(Element-and-box listing)

---+---

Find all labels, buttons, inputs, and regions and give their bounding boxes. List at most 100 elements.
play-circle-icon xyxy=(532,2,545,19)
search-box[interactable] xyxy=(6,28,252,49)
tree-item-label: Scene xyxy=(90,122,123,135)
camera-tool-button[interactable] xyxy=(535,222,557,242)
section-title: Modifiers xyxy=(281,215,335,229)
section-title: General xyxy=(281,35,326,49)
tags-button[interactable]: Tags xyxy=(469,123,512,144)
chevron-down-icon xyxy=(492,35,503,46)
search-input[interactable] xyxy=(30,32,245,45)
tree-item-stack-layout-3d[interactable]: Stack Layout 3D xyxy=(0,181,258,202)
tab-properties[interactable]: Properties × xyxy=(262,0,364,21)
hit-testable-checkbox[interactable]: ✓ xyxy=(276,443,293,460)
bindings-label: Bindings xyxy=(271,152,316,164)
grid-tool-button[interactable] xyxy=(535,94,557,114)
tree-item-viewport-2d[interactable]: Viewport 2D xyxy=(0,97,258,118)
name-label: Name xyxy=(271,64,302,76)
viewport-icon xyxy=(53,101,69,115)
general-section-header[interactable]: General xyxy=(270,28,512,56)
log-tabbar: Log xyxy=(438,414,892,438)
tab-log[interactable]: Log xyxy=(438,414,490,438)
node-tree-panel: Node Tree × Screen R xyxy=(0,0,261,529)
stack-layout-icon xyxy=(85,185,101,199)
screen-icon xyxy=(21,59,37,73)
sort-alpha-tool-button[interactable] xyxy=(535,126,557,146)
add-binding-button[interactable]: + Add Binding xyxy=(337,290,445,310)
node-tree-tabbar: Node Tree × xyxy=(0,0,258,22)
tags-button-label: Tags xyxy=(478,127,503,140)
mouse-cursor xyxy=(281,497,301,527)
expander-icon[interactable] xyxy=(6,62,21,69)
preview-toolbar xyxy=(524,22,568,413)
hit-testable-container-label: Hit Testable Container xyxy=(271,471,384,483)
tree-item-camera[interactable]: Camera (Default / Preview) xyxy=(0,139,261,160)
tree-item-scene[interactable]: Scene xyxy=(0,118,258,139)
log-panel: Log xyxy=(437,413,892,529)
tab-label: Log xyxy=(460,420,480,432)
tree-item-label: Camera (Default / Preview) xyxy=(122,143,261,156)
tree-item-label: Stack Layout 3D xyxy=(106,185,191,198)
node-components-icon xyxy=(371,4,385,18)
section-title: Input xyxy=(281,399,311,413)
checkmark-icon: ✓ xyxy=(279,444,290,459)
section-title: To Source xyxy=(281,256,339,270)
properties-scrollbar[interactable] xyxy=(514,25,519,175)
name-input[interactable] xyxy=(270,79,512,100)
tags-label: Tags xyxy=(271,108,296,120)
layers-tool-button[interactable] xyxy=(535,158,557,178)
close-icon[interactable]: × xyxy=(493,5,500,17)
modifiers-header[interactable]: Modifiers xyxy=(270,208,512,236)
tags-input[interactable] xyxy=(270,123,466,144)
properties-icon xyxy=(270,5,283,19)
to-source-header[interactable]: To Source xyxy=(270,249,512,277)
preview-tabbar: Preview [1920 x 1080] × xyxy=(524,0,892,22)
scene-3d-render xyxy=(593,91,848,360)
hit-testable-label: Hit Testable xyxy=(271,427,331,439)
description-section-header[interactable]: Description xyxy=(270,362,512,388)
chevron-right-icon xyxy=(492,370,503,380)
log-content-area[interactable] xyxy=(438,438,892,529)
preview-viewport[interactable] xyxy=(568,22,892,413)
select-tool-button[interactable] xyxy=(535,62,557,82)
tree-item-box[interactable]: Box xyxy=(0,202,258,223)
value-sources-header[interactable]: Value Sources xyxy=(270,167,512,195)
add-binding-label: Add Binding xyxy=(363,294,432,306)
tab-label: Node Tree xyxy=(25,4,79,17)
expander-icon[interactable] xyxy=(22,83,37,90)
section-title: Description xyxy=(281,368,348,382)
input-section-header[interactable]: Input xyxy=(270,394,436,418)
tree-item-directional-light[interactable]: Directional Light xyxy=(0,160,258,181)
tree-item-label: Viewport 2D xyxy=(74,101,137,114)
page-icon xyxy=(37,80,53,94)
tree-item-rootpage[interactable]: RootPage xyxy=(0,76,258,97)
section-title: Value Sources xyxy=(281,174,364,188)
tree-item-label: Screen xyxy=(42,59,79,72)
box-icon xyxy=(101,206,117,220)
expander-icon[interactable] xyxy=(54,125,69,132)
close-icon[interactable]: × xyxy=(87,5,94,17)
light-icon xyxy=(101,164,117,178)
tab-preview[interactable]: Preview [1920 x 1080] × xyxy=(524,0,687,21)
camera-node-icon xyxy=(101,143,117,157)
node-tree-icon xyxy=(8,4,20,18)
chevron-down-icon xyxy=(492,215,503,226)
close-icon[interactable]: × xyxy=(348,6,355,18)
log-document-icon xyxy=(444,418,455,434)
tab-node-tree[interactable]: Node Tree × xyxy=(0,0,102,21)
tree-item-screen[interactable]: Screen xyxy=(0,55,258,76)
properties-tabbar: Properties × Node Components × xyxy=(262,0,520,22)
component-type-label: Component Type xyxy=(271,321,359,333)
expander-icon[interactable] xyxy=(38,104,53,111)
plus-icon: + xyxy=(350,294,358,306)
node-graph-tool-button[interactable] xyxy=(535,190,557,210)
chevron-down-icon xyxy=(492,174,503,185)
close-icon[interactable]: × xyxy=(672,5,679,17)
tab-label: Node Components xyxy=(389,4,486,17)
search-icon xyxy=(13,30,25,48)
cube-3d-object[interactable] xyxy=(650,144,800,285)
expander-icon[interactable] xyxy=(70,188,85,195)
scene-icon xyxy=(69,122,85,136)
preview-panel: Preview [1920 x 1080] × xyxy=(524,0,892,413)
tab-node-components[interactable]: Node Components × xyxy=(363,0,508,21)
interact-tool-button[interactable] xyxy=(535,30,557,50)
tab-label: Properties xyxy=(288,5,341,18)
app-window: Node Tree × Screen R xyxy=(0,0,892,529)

---+---

Goal of the exercise
Convert the listing lines from the start through the line holding "search-input[interactable] xyxy=(30,32,245,45)", inclusive, into a JSON list of strings with one string per line and blank lines omitted.

Answer to the task
[
  "Find all labels, buttons, inputs, and regions and give their bounding boxes. List at most 100 elements.",
  "play-circle-icon xyxy=(532,2,545,19)",
  "search-box[interactable] xyxy=(6,28,252,49)",
  "tree-item-label: Scene xyxy=(90,122,123,135)",
  "camera-tool-button[interactable] xyxy=(535,222,557,242)",
  "section-title: Modifiers xyxy=(281,215,335,229)",
  "section-title: General xyxy=(281,35,326,49)",
  "tags-button[interactable]: Tags xyxy=(469,123,512,144)",
  "chevron-down-icon xyxy=(492,35,503,46)",
  "search-input[interactable] xyxy=(30,32,245,45)"
]